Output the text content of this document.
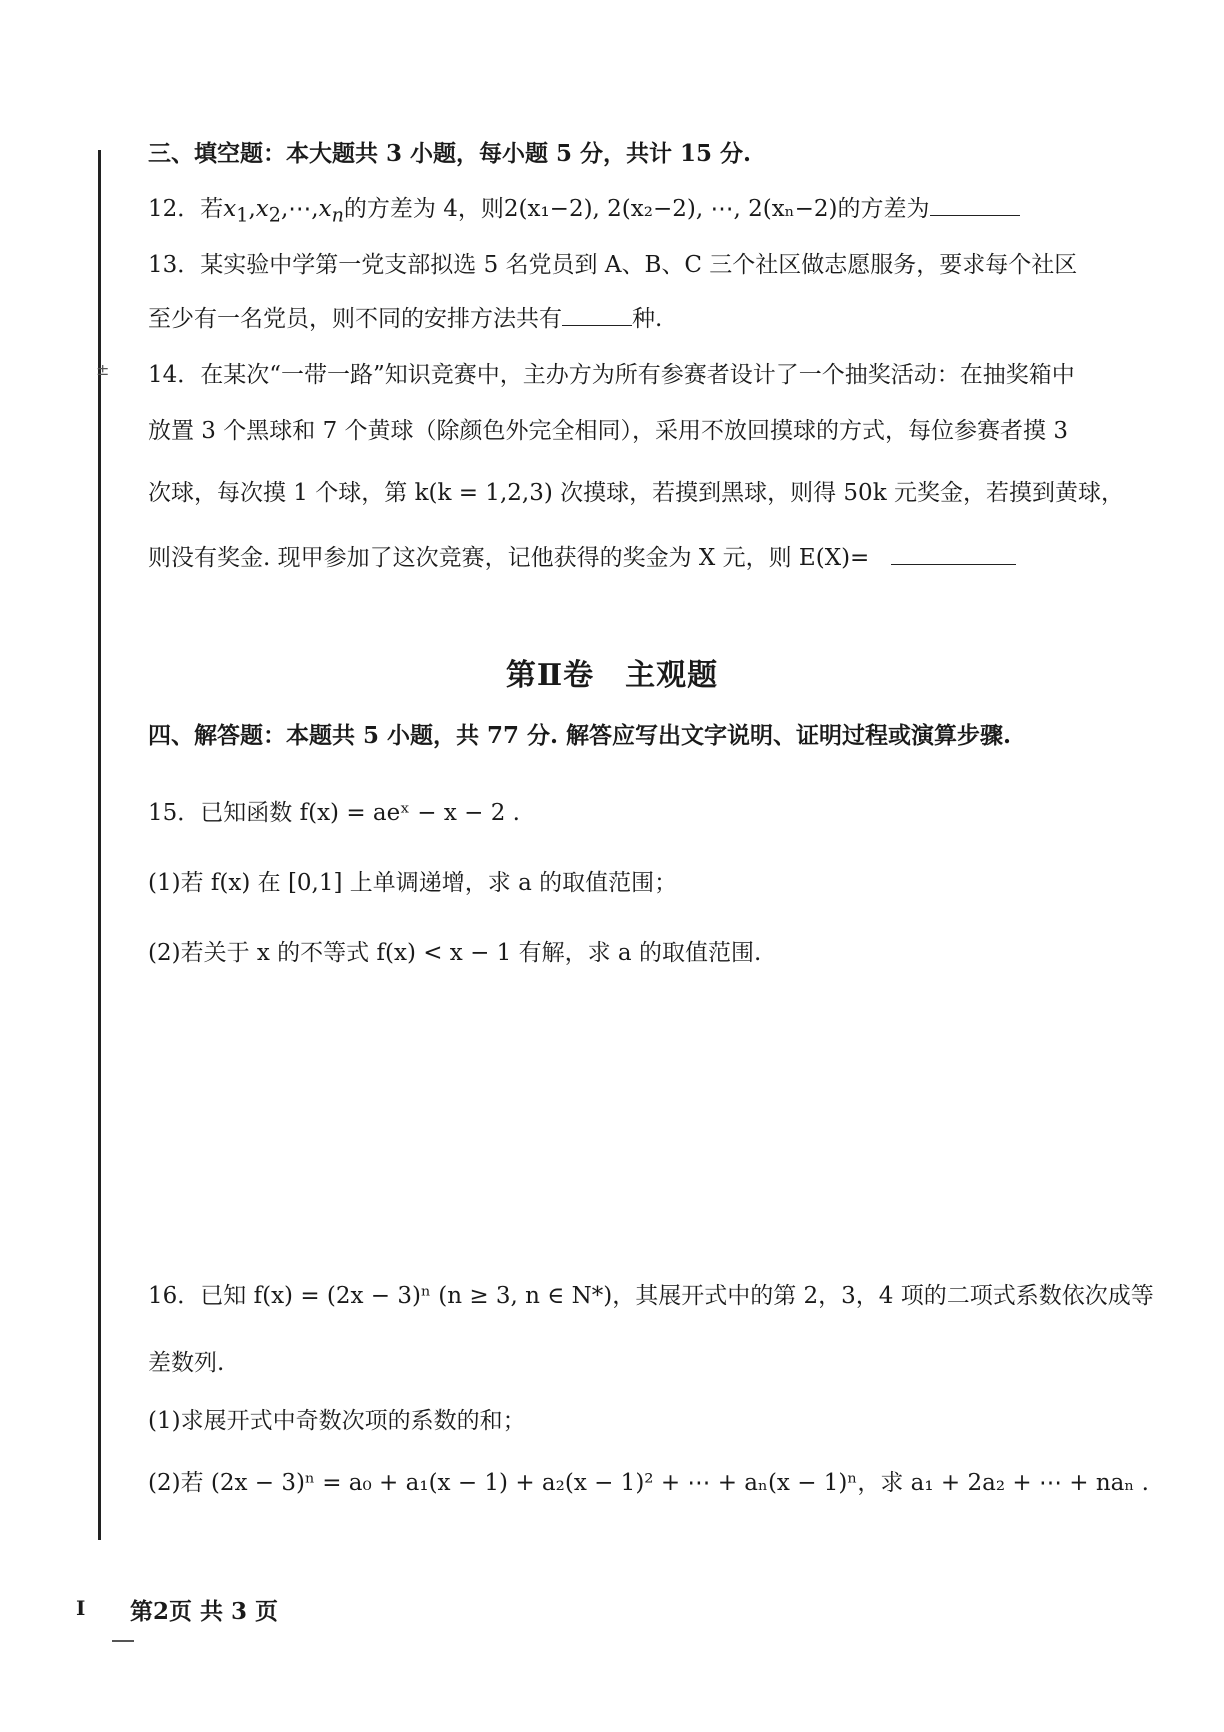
±
三、填空题：本大题共 3 小题，每小题 5 分，共计 15 分.
12．若$x_1,x_2,\cdots,x_n$的方差为 4，则2(x₁−2), 2(x₂−2), ⋯, 2(xₙ−2)的方差为
13．某实验中学第一党支部拟选 5 名党员到 A、B、C 三个社区做志愿服务，要求每个社区
至少有一名党员，则不同的安排方法共有	种.
14．在某次“一带一路”知识竞赛中，主办方为所有参赛者设计了一个抽奖活动：在抽奖箱中
放置 3 个黑球和 7 个黄球（除颜色外完全相同），采用不放回摸球的方式，每位参赛者摸 3
次球，每次摸 1 个球，第 k(k = 1,2,3) 次摸球，若摸到黑球，则得 50k 元奖金，若摸到黄球，
则没有奖金. 现甲参加了这次竞赛，记他获得的奖金为 X 元，则 E(X)=
第Ⅱ卷　主观题
四、解答题：本题共 5 小题，共 77 分. 解答应写出文字说明、证明过程或演算步骤.
15．已知函数 f(x) = aeˣ − x − 2 .
(1)若 f(x) 在 [0,1] 上单调递增，求 a 的取值范围；
(2)若关于 x 的不等式 f(x) < x − 1 有解，求 a 的取值范围.
16．已知 f(x) = (2x − 3)ⁿ (n ≥ 3, n ∈ N*)，其展开式中的第 2，3，4 项的二项式系数依次成等
差数列.
(1)求展开式中奇数次项的系数的和；
(2)若 (2x − 3)ⁿ = a₀ + a₁(x − 1) + a₂(x − 1)² + ⋯ + aₙ(x − 1)ⁿ，求 a₁ + 2a₂ + ⋯ + naₙ .
Ⅰ 第2页 共 3 页
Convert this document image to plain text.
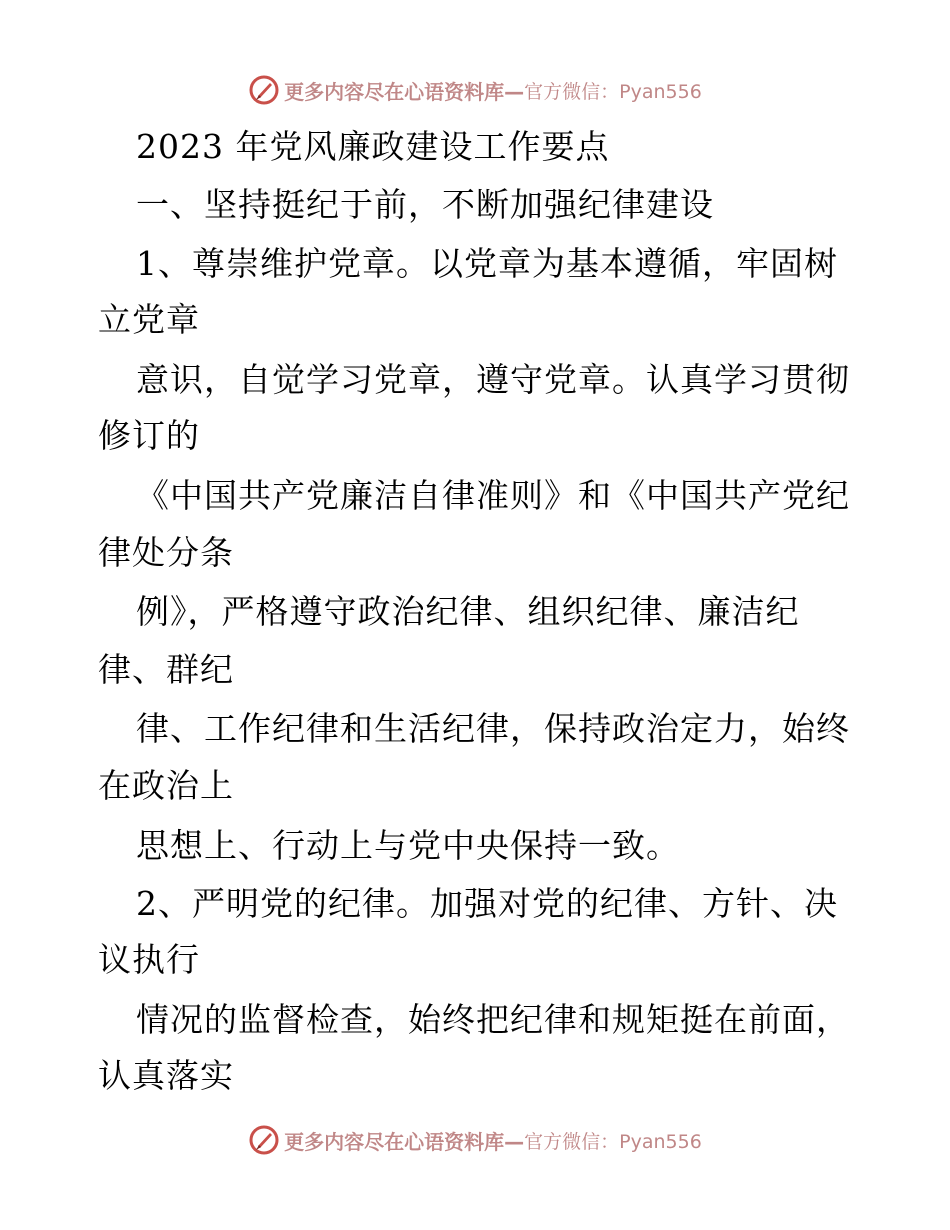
更多内容尽在心语资料库— 官方微信：Pyan556
2023 年党风廉政建设工作要点
一、坚持挺纪于前，不断加强纪律建设
1、尊崇维护党章。以党章为基本遵循，牢固树
立党章
意识，自觉学习党章，遵守党章。认真学习贯彻
修订的
《中国共产党廉洁自律准则》和《中国共产党纪
律处分条
例》，严格遵守政治纪律、组织纪律、廉洁纪
律、群纪
律、工作纪律和生活纪律，保持政治定力，始终
在政治上
思想上、行动上与党中央保持一致。
2、严明党的纪律。加强对党的纪律、方针、决
议执行
情况的监督检查，始终把纪律和规矩挺在前面，
认真落实
更多内容尽在心语资料库— 官方微信：Pyan556
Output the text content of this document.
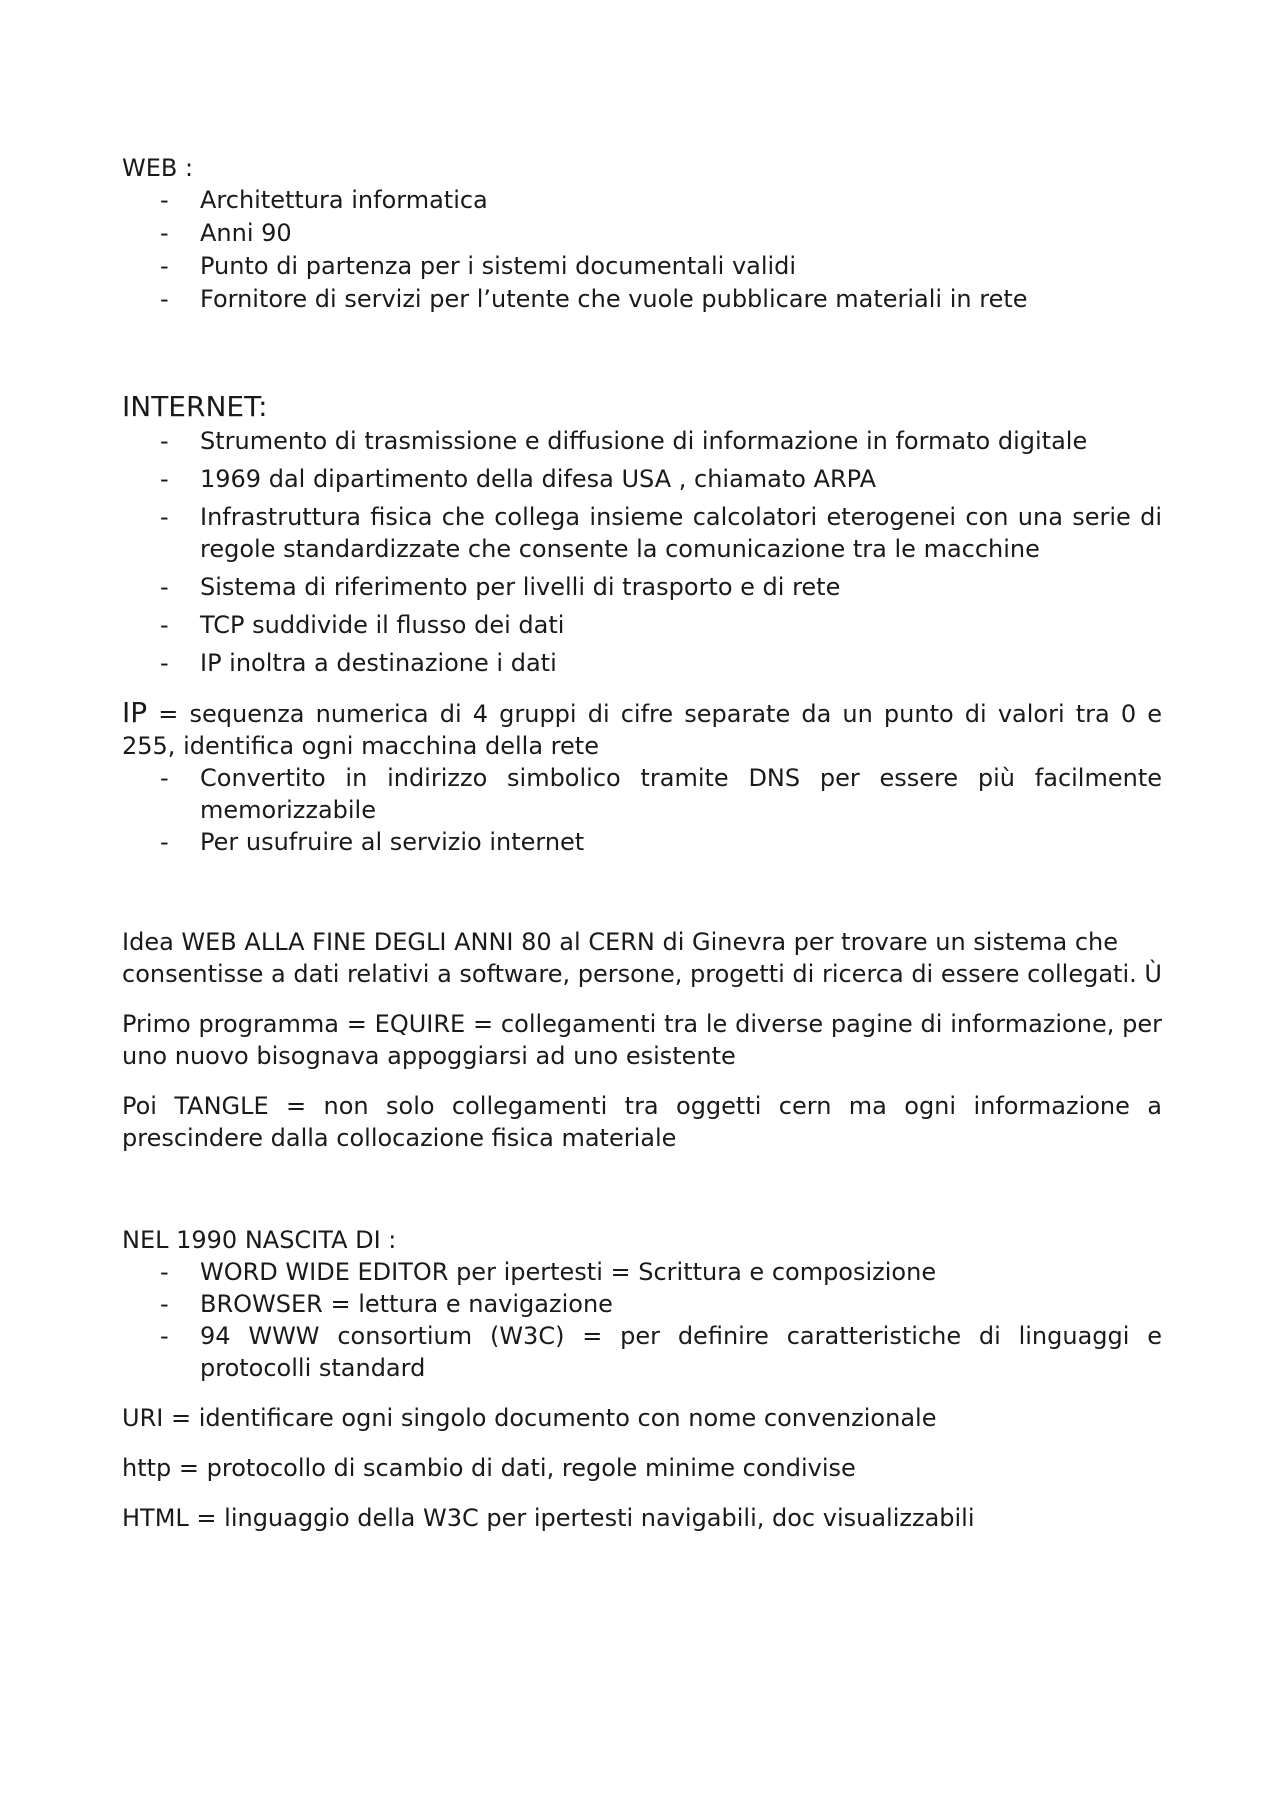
WEB :

- Architettura informatica
- Anni 90
- Punto di partenza per i sistemi documentali validi
- Fornitore di servizi per l’utente che vuole pubblicare materiali in rete

INTERNET:

- Strumento di trasmissione e diffusione di informazione in formato digitale
- 1969 dal dipartimento della difesa USA , chiamato ARPA
- Infrastruttura fisica che collega insieme calcolatori eterogenei con una serie di regole standardizzate che consente la comunicazione tra le macchine
- Sistema di riferimento per livelli di trasporto e di rete
- TCP suddivide il flusso dei dati
- IP inoltra a destinazione i dati

IP = sequenza numerica di 4 gruppi di cifre separate da un punto di valori tra 0 e 255, identifica ogni macchina della rete

- Convertito in indirizzo simbolico tramite DNS per essere più facilmente memorizzabile
- Per usufruire al servizio internet

Idea WEB ALLA FINE DEGLI ANNI 80 al CERN di Ginevra per trovare un sistema che consentisse a dati relativi a software, persone, progetti di ricerca di essere collegati. Ù

Primo programma = EQUIRE = collegamenti tra le diverse pagine di informazione, per uno nuovo bisognava appoggiarsi ad uno esistente

Poi TANGLE = non solo collegamenti tra oggetti cern ma ogni informazione a prescindere dalla collocazione fisica materiale

NEL 1990 NASCITA DI :

- WORD WIDE EDITOR per ipertesti = Scrittura e composizione
- BROWSER = lettura e navigazione
- 94 WWW consortium (W3C) = per definire caratteristiche di linguaggi e protocolli standard

URI = identificare ogni singolo documento con nome convenzionale

http = protocollo di scambio di dati, regole minime condivise

HTML = linguaggio della W3C per ipertesti navigabili, doc visualizzabili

(STATED EXERCISE) Set each line of the records down exactly, leaving every picture out.

(EXERCISE RESULT)
Output the text content of this document.
±
三、填空题：本大题共 3 小题，每小题 5 分，共计 15 分.
12．若$x_1,x_2,\cdots,x_n$的方差为 4，则2(x₁−2), 2(x₂−2), ⋯, 2(xₙ−2)的方差为
13．某实验中学第一党支部拟选 5 名党员到 A、B、C 三个社区做志愿服务，要求每个社区
至少有一名党员，则不同的安排方法共有	种.
14．在某次“一带一路”知识竞赛中，主办方为所有参赛者设计了一个抽奖活动：在抽奖箱中
放置 3 个黑球和 7 个黄球（除颜色外完全相同），采用不放回摸球的方式，每位参赛者摸 3
次球，每次摸 1 个球，第 k(k = 1,2,3) 次摸球，若摸到黑球，则得 50k 元奖金，若摸到黄球，
则没有奖金. 现甲参加了这次竞赛，记他获得的奖金为 X 元，则 E(X)=
第Ⅱ卷　主观题
四、解答题：本题共 5 小题，共 77 分. 解答应写出文字说明、证明过程或演算步骤.
15．已知函数 f(x) = aeˣ − x − 2 .
(1)若 f(x) 在 [0,1] 上单调递增，求 a 的取值范围；
(2)若关于 x 的不等式 f(x) < x − 1 有解，求 a 的取值范围.
16．已知 f(x) = (2x − 3)ⁿ (n ≥ 3, n ∈ N*)，其展开式中的第 2，3，4 项的二项式系数依次成等
差数列.
(1)求展开式中奇数次项的系数的和；
(2)若 (2x − 3)ⁿ = a₀ + a₁(x − 1) + a₂(x − 1)² + ⋯ + aₙ(x − 1)ⁿ，求 a₁ + 2a₂ + ⋯ + naₙ .
Ⅰ 第2页 共 3 页
Convert this document image to plain text.
更多内容尽在心语资料库— 官方微信：Pyan556
2023 年党风廉政建设工作要点
一、坚持挺纪于前，不断加强纪律建设
1、尊崇维护党章。以党章为基本遵循，牢固树
立党章
意识，自觉学习党章，遵守党章。认真学习贯彻
修订的
《中国共产党廉洁自律准则》和《中国共产党纪
律处分条
例》，严格遵守政治纪律、组织纪律、廉洁纪
律、群纪
律、工作纪律和生活纪律，保持政治定力，始终
在政治上
思想上、行动上与党中央保持一致。
2、严明党的纪律。加强对党的纪律、方针、决
议执行
情况的监督检查，始终把纪律和规矩挺在前面，
认真落实
更多内容尽在心语资料库— 官方微信：Pyan556
Output the text content of this document.
WEB :

- Architettura informatica
- Anni 90
- Punto di partenza per i sistemi documentali validi
- Fornitore di servizi per l’utente che vuole pubblicare materiali in rete

INTERNET:

- Strumento di trasmissione e diffusione di informazione in formato digitale
- 1969 dal dipartimento della difesa USA , chiamato ARPA
- Infrastruttura fisica che collega insieme calcolatori eterogenei con una serie di regole standardizzate che consente la comunicazione tra le macchine
- Sistema di riferimento per livelli di trasporto e di rete
- TCP suddivide il flusso dei dati
- IP inoltra a destinazione i dati

IP = sequenza numerica di 4 gruppi di cifre separate da un punto di valori tra 0 e 255, identifica ogni macchina della rete

- Convertito in indirizzo simbolico tramite DNS per essere più facilmente memorizzabile
- Per usufruire al servizio internet

Idea WEB ALLA FINE DEGLI ANNI 80 al CERN di Ginevra per trovare un sistema che consentisse a dati relativi a software, persone, progetti di ricerca di essere collegati. Ù

Primo programma = EQUIRE = collegamenti tra le diverse pagine di informazione, per uno nuovo bisognava appoggiarsi ad uno esistente

Poi TANGLE = non solo collegamenti tra oggetti cern ma ogni informazione a prescindere dalla collocazione fisica materiale

NEL 1990 NASCITA DI :

- WORD WIDE EDITOR per ipertesti = Scrittura e composizione
- BROWSER = lettura e navigazione
- 94 WWW consortium (W3C) = per definire caratteristiche di linguaggi e protocolli standard

URI = identificare ogni singolo documento con nome convenzionale

http = protocollo di scambio di dati, regole minime condivise

HTML = linguaggio della W3C per ipertesti navigabili, doc visualizzabili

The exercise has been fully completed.